* Problem details
Copy every line of the entries that includes the word "name".
┌─ Raw records
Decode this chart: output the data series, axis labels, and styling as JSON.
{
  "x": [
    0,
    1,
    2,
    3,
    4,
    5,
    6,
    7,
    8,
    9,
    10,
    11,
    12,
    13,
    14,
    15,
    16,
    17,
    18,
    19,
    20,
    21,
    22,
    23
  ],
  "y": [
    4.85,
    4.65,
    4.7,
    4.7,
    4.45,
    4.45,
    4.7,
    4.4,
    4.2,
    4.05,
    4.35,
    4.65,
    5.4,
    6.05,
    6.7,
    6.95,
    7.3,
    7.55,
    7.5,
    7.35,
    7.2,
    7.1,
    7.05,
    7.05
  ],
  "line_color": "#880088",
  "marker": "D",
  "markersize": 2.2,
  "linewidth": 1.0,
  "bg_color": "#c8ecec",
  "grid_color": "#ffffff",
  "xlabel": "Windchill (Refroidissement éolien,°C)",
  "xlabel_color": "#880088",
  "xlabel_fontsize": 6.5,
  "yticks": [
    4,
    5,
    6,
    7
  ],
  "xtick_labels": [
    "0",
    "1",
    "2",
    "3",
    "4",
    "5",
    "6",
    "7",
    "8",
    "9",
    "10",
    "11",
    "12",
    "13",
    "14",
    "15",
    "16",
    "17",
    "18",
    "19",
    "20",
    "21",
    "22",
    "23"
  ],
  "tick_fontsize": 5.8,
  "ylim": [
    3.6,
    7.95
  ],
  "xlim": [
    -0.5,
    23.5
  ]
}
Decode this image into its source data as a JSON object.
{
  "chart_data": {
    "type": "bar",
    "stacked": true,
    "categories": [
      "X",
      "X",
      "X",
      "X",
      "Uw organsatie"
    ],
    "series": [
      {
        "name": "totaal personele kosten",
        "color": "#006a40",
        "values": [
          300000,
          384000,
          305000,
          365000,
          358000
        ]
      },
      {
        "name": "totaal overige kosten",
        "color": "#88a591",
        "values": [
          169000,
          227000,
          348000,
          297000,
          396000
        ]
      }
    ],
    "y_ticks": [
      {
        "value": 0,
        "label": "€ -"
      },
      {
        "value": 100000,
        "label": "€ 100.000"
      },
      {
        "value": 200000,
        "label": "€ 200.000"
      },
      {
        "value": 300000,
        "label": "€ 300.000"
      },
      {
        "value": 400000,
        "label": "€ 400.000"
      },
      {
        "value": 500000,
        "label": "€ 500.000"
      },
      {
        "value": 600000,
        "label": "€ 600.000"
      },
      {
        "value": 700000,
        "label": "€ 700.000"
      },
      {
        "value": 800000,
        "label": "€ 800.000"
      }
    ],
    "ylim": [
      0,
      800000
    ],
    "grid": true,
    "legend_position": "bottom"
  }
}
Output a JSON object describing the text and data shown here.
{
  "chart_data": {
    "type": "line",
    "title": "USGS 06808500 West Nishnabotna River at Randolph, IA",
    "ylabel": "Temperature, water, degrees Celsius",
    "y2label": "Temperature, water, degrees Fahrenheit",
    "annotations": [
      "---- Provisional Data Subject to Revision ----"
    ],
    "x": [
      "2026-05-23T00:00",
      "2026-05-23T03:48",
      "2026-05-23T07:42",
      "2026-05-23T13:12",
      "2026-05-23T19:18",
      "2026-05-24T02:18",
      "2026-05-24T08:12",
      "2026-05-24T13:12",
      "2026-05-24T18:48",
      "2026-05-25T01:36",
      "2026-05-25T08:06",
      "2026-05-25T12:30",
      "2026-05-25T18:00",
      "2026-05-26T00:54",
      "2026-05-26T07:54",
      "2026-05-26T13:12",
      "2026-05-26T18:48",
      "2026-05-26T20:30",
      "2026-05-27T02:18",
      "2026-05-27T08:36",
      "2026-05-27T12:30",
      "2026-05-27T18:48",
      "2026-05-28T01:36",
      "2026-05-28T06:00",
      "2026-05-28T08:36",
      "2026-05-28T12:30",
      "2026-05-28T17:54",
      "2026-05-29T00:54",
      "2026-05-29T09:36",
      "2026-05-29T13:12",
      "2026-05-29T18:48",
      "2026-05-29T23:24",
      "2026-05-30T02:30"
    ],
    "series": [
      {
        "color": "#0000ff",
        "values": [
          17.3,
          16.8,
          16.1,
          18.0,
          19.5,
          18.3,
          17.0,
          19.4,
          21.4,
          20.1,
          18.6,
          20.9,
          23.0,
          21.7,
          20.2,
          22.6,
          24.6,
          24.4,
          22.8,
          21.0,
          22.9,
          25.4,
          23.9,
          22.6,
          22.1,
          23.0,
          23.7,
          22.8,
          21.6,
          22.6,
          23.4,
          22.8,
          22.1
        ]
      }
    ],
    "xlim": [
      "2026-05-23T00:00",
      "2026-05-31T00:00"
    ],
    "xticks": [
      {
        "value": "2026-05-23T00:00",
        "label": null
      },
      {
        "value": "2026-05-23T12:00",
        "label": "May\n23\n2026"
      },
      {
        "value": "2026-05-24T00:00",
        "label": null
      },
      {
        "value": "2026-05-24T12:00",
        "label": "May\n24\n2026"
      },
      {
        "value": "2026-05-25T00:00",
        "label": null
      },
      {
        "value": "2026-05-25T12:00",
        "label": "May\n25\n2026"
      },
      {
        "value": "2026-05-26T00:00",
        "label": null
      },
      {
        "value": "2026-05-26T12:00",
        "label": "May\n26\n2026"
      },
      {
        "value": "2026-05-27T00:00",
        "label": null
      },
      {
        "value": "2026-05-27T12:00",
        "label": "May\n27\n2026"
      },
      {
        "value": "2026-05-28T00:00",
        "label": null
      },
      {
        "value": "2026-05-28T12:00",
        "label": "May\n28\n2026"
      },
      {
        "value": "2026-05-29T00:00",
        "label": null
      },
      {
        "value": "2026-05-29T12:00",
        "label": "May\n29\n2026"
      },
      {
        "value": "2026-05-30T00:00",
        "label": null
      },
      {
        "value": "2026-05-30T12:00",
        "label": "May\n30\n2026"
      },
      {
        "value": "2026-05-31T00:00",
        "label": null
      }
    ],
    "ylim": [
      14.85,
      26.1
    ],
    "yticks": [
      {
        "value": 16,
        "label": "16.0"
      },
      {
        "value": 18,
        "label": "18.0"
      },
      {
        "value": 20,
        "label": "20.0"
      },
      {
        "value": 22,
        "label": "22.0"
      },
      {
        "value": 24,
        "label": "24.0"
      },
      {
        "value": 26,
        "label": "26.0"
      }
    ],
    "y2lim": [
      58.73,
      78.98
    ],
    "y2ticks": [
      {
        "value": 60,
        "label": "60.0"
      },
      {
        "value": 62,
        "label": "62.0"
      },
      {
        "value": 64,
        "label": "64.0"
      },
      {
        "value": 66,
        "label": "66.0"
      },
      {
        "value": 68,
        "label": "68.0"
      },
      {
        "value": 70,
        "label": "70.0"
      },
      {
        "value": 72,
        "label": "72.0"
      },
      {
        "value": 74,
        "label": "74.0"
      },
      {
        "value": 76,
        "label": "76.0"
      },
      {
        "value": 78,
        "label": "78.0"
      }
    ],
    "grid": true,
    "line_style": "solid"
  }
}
└─
* Reply to the exercise
        "name": "totaal personele kosten",
        "name": "totaal overige kosten",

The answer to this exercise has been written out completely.